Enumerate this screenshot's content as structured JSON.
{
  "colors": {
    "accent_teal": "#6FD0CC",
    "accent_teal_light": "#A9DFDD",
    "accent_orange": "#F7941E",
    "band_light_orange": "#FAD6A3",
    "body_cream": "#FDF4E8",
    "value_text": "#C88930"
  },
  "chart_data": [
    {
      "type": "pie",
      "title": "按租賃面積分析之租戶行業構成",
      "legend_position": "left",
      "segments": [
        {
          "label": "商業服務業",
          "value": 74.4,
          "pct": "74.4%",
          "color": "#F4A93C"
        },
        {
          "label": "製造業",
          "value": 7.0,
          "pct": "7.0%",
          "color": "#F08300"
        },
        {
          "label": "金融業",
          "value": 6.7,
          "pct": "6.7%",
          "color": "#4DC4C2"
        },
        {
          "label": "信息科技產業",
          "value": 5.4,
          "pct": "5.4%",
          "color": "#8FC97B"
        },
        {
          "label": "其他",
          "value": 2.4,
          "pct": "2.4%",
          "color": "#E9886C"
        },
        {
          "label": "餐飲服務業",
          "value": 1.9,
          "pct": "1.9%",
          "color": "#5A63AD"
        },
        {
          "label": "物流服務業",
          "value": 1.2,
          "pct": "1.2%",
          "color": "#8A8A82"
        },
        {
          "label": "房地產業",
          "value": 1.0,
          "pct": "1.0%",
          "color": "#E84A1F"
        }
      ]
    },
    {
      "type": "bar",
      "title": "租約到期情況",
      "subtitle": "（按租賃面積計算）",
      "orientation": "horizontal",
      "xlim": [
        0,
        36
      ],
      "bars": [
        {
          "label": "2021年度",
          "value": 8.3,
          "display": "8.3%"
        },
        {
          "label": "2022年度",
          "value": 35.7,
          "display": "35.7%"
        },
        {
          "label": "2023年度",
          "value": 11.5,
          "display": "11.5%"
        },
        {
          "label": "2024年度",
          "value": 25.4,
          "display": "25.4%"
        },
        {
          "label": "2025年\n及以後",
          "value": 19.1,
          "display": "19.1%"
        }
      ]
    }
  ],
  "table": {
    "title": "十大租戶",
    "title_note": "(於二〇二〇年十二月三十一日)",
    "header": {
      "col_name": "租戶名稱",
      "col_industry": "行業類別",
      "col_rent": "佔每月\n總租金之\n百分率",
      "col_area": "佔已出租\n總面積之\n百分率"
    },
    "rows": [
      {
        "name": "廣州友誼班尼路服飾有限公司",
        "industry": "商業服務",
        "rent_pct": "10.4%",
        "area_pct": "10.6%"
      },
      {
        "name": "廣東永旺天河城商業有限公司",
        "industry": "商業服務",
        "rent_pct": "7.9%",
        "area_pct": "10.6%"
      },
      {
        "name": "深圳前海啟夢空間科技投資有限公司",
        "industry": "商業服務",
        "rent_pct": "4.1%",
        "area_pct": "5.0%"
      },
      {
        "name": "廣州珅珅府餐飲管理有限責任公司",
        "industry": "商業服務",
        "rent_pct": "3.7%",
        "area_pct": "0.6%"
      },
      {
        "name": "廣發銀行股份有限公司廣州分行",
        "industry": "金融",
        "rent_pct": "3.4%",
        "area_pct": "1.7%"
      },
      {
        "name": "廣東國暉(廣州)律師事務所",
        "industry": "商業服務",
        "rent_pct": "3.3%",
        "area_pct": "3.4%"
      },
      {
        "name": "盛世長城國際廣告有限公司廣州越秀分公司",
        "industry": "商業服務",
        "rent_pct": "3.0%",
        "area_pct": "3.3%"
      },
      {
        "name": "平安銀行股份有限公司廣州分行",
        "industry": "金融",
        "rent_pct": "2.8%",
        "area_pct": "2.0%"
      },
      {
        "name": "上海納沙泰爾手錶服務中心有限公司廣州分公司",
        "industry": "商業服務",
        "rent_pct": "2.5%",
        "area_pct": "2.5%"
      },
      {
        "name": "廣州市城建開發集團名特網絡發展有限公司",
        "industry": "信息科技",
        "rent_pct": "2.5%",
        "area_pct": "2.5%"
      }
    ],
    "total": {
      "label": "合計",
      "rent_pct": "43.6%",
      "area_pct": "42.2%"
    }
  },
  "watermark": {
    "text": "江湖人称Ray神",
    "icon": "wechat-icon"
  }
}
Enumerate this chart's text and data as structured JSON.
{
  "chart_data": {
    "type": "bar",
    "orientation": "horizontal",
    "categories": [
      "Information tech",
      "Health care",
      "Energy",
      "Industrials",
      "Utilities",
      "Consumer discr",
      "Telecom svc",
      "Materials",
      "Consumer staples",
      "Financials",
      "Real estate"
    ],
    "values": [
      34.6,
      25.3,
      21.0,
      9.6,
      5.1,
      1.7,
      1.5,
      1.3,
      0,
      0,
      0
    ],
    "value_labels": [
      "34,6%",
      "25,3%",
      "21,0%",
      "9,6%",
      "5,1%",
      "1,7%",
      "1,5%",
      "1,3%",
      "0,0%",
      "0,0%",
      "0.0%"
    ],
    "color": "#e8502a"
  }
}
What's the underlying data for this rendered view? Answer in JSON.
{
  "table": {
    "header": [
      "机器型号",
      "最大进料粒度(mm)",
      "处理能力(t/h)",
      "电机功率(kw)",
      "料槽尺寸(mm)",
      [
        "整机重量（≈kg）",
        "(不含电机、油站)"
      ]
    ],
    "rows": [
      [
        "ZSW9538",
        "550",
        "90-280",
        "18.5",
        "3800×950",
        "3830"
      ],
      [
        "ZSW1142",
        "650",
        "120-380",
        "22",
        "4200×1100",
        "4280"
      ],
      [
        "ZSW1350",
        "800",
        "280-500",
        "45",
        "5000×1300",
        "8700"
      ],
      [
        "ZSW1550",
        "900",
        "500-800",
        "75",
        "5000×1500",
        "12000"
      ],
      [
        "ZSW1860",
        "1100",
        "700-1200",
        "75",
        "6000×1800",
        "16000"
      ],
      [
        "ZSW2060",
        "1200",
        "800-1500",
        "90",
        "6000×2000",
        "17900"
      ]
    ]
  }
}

> Instructions for the task
Return each line among the entries that holds the word "JSON".

> Task output
Enumerate this screenshot's content as structured JSON.
Enumerate this chart's text and data as structured JSON.
What's the underlying data for this rendered view? Answer in JSON.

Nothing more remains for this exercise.